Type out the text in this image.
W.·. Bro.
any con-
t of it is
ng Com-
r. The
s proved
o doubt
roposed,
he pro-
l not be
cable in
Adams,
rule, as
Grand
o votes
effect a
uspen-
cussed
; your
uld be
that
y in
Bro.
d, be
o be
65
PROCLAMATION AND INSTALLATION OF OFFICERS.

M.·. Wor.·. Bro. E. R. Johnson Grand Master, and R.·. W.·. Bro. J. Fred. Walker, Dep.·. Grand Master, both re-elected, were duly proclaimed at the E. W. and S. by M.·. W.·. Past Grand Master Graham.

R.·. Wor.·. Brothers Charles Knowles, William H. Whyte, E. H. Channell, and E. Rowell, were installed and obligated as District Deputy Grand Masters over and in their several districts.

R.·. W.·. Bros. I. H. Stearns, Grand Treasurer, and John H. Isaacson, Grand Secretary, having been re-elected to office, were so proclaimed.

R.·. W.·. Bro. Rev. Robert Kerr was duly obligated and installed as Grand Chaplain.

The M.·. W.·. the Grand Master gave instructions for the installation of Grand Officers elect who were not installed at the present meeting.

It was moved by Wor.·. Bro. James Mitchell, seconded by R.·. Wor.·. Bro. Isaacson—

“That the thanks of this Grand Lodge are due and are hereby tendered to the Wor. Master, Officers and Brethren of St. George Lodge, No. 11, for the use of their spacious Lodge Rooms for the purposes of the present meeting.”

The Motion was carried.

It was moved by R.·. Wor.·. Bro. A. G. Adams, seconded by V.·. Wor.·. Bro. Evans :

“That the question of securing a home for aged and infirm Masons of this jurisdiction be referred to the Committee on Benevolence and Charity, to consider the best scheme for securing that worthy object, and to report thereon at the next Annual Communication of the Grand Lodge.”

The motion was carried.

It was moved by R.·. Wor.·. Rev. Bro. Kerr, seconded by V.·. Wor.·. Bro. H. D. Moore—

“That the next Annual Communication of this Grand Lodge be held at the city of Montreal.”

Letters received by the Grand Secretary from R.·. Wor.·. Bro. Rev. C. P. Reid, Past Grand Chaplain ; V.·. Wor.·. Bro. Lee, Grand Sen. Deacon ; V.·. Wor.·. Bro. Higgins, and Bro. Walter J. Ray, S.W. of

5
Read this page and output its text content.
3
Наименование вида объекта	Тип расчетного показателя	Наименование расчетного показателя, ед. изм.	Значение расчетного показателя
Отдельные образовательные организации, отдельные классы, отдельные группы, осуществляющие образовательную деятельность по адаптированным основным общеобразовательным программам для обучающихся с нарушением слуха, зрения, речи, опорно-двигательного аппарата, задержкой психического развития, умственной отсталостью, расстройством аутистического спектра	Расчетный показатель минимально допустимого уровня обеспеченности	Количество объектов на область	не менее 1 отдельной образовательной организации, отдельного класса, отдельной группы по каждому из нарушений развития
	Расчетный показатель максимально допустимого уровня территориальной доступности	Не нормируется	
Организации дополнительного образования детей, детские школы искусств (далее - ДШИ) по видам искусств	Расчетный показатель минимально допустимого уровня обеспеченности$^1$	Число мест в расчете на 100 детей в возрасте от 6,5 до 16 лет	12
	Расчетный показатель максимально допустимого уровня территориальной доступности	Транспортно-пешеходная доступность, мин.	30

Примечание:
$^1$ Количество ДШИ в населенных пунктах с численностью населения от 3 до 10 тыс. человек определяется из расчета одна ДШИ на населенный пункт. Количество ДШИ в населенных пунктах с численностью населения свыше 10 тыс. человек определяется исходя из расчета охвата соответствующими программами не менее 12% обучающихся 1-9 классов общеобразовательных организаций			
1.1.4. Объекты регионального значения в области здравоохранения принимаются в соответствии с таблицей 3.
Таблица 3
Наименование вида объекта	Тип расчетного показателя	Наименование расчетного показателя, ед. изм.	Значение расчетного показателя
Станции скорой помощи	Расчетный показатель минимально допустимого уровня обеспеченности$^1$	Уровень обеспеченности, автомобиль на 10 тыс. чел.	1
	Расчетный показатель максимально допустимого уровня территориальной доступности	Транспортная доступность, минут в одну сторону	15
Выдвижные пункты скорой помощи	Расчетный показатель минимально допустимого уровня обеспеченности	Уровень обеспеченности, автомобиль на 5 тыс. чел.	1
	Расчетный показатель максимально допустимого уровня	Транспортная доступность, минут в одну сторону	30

The request:
Copy the lines from the entries above in which the word "duly" appears.

The answer:
M.·. Wor.·. Bro. E. R. Johnson Grand Master, and R.·. W.·. Bro. J. Fred. Walker, Dep.·. Grand Master, both re-elected, were duly proclaimed at the E. W. and S. by M.·. W.·. Past Grand Master Graham.
R.·. W.·. Bro. Rev. Robert Kerr was duly obligated and installed as Grand Chaplain.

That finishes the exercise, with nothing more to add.